SET PROBLEM:
Find the lines below that contain the string "title". Copy each one.

[Part of a data file]
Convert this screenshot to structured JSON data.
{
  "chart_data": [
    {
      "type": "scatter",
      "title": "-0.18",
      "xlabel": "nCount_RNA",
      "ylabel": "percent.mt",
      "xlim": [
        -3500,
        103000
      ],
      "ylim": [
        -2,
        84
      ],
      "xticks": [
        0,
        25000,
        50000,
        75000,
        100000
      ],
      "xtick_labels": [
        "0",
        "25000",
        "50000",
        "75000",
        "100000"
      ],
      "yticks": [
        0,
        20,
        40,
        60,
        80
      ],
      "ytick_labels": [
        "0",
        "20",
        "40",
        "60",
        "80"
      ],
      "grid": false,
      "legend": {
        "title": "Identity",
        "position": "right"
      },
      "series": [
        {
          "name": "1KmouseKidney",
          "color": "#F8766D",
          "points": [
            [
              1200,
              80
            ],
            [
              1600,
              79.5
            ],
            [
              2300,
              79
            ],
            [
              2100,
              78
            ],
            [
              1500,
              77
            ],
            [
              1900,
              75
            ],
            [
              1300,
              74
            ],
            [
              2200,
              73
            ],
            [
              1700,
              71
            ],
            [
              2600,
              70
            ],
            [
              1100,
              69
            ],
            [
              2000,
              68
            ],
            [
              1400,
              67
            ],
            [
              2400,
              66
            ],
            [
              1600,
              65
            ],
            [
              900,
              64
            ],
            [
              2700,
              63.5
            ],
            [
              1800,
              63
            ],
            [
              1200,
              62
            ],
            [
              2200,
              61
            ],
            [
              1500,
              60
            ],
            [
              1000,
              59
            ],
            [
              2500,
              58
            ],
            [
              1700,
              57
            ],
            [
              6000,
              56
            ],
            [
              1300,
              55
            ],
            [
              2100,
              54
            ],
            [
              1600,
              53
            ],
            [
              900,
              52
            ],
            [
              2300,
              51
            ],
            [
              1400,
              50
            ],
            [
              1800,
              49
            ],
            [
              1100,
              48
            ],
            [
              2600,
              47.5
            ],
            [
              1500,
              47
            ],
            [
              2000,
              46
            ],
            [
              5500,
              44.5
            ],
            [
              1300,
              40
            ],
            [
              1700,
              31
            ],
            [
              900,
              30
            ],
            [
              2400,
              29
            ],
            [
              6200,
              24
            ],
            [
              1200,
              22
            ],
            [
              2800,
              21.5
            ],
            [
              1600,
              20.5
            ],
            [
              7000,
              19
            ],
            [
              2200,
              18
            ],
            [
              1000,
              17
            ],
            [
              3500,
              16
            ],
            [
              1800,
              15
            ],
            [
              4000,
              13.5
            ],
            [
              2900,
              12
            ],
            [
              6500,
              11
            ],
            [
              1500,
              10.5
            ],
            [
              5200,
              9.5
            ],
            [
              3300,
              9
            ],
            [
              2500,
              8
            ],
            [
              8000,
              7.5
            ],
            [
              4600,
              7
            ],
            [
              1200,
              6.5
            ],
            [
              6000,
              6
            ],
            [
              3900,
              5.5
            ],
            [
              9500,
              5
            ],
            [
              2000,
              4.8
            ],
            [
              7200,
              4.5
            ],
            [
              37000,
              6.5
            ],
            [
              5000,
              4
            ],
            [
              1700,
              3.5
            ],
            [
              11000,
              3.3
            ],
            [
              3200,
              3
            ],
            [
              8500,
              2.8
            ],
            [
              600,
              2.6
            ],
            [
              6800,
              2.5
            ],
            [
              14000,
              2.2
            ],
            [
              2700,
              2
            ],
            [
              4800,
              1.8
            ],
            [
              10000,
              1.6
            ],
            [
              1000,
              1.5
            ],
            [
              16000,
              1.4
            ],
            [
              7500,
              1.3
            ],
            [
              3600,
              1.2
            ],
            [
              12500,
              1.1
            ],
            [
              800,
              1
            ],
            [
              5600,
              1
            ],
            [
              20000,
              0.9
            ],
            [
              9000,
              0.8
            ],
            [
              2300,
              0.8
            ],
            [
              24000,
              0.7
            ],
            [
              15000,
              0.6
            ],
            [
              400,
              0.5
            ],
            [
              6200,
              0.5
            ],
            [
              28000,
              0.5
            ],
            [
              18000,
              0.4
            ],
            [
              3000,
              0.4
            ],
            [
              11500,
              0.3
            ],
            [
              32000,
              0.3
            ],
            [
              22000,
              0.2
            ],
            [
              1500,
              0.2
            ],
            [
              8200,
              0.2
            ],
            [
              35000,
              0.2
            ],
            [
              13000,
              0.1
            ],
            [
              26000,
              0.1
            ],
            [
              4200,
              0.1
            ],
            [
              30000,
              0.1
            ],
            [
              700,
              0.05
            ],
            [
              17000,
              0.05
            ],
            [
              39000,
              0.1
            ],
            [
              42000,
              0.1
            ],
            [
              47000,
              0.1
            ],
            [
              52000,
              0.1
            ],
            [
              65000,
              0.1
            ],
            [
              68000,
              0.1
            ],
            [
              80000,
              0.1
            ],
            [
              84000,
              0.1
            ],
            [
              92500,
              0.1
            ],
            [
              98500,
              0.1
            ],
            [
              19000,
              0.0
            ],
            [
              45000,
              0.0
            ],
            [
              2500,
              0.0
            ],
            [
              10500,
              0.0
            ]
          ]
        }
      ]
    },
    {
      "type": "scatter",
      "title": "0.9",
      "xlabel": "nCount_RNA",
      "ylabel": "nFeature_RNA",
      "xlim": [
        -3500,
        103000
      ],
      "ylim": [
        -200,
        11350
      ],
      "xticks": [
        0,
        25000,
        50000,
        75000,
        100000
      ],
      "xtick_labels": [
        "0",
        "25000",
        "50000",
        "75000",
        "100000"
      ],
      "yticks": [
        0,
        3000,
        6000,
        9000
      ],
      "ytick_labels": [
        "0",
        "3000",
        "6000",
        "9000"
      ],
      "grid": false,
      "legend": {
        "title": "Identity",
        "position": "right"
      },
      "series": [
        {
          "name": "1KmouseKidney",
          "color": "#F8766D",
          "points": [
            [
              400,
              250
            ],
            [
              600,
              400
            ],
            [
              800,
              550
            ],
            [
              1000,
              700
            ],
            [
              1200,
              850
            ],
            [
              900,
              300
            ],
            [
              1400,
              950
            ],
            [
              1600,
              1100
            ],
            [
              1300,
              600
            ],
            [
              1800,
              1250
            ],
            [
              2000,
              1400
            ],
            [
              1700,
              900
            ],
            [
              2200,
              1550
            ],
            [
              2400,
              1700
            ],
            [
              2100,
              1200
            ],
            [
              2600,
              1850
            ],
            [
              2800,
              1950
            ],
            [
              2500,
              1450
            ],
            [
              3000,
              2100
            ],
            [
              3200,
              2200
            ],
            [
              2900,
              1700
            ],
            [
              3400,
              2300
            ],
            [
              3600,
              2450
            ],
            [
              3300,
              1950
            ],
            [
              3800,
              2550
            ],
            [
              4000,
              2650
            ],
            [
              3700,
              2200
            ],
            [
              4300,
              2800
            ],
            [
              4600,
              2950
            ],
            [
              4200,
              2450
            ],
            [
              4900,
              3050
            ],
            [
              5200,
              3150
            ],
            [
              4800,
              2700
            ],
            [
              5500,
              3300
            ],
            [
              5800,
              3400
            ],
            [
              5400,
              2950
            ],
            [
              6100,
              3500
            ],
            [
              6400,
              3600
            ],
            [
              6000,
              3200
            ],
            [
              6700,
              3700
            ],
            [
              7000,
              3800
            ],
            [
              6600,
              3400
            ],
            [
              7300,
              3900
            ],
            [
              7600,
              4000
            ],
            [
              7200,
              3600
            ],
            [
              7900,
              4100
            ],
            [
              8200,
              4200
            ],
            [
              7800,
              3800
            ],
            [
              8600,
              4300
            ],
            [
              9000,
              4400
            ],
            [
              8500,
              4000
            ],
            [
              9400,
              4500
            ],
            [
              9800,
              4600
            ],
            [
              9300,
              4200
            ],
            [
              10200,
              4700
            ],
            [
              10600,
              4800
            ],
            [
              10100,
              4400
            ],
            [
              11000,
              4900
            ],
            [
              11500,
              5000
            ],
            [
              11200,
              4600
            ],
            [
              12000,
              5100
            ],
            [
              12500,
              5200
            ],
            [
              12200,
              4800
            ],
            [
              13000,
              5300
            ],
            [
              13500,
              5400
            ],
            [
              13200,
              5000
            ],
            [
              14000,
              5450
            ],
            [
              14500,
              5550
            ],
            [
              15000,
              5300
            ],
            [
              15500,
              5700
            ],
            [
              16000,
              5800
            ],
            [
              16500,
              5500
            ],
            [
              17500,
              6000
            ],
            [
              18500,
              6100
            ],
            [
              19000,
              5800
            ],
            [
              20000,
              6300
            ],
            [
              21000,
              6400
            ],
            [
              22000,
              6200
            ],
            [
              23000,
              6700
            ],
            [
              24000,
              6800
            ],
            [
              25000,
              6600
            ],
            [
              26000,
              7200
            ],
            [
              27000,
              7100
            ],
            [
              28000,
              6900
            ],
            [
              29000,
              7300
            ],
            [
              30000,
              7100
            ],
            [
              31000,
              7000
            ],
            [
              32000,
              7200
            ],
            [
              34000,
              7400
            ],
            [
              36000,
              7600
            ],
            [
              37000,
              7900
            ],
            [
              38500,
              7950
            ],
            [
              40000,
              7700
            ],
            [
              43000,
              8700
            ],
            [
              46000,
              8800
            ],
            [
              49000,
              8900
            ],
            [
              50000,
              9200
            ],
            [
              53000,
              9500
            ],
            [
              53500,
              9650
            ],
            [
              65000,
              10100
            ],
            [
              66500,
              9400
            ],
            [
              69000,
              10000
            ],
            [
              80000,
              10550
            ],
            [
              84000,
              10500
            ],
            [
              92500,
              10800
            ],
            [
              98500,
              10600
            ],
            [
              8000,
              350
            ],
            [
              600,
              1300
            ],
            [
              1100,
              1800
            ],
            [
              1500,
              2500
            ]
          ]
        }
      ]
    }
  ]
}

SOLUTION TO THE EXERCISE:
      "title": "-0.18",
        "title": "Identity",
      "title": "0.9",
        "title": "Identity",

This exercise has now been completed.